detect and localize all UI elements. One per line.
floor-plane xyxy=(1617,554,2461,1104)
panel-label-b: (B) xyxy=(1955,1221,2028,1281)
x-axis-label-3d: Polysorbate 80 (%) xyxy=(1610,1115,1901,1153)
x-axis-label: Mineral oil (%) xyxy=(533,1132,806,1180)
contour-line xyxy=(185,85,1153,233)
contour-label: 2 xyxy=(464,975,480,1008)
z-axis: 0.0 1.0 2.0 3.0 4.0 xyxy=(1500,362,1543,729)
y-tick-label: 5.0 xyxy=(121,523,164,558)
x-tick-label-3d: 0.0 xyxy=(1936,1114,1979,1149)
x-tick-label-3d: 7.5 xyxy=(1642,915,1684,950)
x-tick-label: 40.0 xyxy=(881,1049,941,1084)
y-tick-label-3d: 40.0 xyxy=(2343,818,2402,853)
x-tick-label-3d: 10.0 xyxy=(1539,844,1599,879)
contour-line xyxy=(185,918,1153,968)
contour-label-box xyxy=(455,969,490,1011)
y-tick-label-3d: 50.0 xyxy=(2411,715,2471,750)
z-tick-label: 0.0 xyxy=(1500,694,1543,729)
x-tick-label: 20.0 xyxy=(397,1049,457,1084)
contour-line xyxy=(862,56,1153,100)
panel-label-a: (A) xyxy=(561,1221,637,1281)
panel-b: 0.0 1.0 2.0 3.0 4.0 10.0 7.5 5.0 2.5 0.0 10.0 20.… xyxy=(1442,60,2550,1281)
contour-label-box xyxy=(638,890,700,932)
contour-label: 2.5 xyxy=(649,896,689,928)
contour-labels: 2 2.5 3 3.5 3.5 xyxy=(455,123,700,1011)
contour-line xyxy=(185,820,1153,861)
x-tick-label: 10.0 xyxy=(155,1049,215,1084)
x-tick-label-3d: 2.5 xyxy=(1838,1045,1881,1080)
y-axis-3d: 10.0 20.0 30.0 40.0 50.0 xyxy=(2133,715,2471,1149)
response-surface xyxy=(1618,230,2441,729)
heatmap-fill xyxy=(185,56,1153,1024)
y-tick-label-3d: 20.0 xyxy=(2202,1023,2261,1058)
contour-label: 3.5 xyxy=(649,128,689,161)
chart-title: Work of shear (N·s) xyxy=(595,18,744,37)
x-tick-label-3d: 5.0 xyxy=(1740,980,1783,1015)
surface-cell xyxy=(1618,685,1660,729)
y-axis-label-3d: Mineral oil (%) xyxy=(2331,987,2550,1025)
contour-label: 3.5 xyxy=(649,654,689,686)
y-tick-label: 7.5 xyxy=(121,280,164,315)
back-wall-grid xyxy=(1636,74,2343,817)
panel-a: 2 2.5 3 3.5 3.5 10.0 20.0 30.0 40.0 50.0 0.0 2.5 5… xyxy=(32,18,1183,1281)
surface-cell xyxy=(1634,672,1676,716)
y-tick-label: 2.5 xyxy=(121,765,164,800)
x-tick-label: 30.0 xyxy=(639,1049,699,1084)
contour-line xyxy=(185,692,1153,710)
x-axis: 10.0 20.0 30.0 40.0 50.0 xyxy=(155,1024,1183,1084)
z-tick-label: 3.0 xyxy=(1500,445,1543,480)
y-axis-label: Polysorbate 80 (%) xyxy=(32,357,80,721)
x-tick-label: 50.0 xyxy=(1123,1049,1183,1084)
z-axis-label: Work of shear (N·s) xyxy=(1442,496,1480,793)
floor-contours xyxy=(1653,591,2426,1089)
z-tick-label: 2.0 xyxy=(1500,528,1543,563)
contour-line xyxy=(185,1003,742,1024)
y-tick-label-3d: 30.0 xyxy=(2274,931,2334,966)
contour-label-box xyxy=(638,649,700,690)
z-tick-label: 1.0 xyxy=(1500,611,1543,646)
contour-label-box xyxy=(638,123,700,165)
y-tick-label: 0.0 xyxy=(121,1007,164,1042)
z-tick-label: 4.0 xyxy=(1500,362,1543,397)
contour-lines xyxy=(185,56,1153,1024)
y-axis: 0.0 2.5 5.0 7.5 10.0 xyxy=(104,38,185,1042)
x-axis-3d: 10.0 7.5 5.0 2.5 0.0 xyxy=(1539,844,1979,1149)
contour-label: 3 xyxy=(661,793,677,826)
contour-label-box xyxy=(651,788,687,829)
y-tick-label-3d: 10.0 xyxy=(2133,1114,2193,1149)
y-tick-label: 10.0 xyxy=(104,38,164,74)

**Exercise**
Reproduce every row above word for word, keeping the original order.

**Expected output**
detect and localize all UI elements. One per line.
floor-plane xyxy=(1617,554,2461,1104)
panel-label-b: (B) xyxy=(1955,1221,2028,1281)
x-axis-label-3d: Polysorbate 80 (%) xyxy=(1610,1115,1901,1153)
x-axis-label: Mineral oil (%) xyxy=(533,1132,806,1180)
contour-line xyxy=(185,85,1153,233)
contour-label: 2 xyxy=(464,975,480,1008)
z-axis: 0.0 1.0 2.0 3.0 4.0 xyxy=(1500,362,1543,729)
y-tick-label: 5.0 xyxy=(121,523,164,558)
x-tick-label-3d: 0.0 xyxy=(1936,1114,1979,1149)
x-tick-label-3d: 7.5 xyxy=(1642,915,1684,950)
x-tick-label: 40.0 xyxy=(881,1049,941,1084)
y-tick-label-3d: 40.0 xyxy=(2343,818,2402,853)
x-tick-label-3d: 10.0 xyxy=(1539,844,1599,879)
contour-line xyxy=(185,918,1153,968)
contour-label-box xyxy=(455,969,490,1011)
y-tick-label-3d: 50.0 xyxy=(2411,715,2471,750)
z-tick-label: 0.0 xyxy=(1500,694,1543,729)
x-tick-label: 20.0 xyxy=(397,1049,457,1084)
contour-line xyxy=(862,56,1153,100)
panel-label-a: (A) xyxy=(561,1221,637,1281)
panel-b: 0.0 1.0 2.0 3.0 4.0 10.0 7.5 5.0 2.5 0.0 10.0 20.… xyxy=(1442,60,2550,1281)
contour-label-box xyxy=(638,890,700,932)
contour-label: 2.5 xyxy=(649,896,689,928)
contour-labels: 2 2.5 3 3.5 3.5 xyxy=(455,123,700,1011)
contour-line xyxy=(185,820,1153,861)
x-tick-label: 10.0 xyxy=(155,1049,215,1084)
x-tick-label-3d: 2.5 xyxy=(1838,1045,1881,1080)
y-axis-3d: 10.0 20.0 30.0 40.0 50.0 xyxy=(2133,715,2471,1149)
response-surface xyxy=(1618,230,2441,729)
heatmap-fill xyxy=(185,56,1153,1024)
y-tick-label-3d: 20.0 xyxy=(2202,1023,2261,1058)
contour-label: 3.5 xyxy=(649,128,689,161)
chart-title: Work of shear (N·s) xyxy=(595,18,744,37)
x-tick-label-3d: 5.0 xyxy=(1740,980,1783,1015)
surface-cell xyxy=(1618,685,1660,729)
y-axis-label-3d: Mineral oil (%) xyxy=(2331,987,2550,1025)
contour-label: 3.5 xyxy=(649,654,689,686)
y-tick-label: 7.5 xyxy=(121,280,164,315)
back-wall-grid xyxy=(1636,74,2343,817)
panel-a: 2 2.5 3 3.5 3.5 10.0 20.0 30.0 40.0 50.0 0.0 2.5 5… xyxy=(32,18,1183,1281)
surface-cell xyxy=(1634,672,1676,716)
y-tick-label: 2.5 xyxy=(121,765,164,800)
x-tick-label: 30.0 xyxy=(639,1049,699,1084)
contour-line xyxy=(185,692,1153,710)
x-axis: 10.0 20.0 30.0 40.0 50.0 xyxy=(155,1024,1183,1084)
z-tick-label: 3.0 xyxy=(1500,445,1543,480)
y-axis-label: Polysorbate 80 (%) xyxy=(32,357,80,721)
x-tick-label: 50.0 xyxy=(1123,1049,1183,1084)
z-axis-label: Work of shear (N·s) xyxy=(1442,496,1480,793)
floor-contours xyxy=(1653,591,2426,1089)
z-tick-label: 2.0 xyxy=(1500,528,1543,563)
contour-line xyxy=(185,1003,742,1024)
y-tick-label-3d: 30.0 xyxy=(2274,931,2334,966)
contour-label-box xyxy=(638,649,700,690)
z-tick-label: 1.0 xyxy=(1500,611,1543,646)
contour-label-box xyxy=(638,123,700,165)
y-tick-label: 0.0 xyxy=(121,1007,164,1042)
z-tick-label: 4.0 xyxy=(1500,362,1543,397)
contour-lines xyxy=(185,56,1153,1024)
y-axis: 0.0 2.5 5.0 7.5 10.0 xyxy=(104,38,185,1042)
x-axis-3d: 10.0 7.5 5.0 2.5 0.0 xyxy=(1539,844,1979,1149)
contour-label: 3 xyxy=(661,793,677,826)
contour-label-box xyxy=(651,788,687,829)
y-tick-label-3d: 10.0 xyxy=(2133,1114,2193,1149)
y-tick-label: 10.0 xyxy=(104,38,164,74)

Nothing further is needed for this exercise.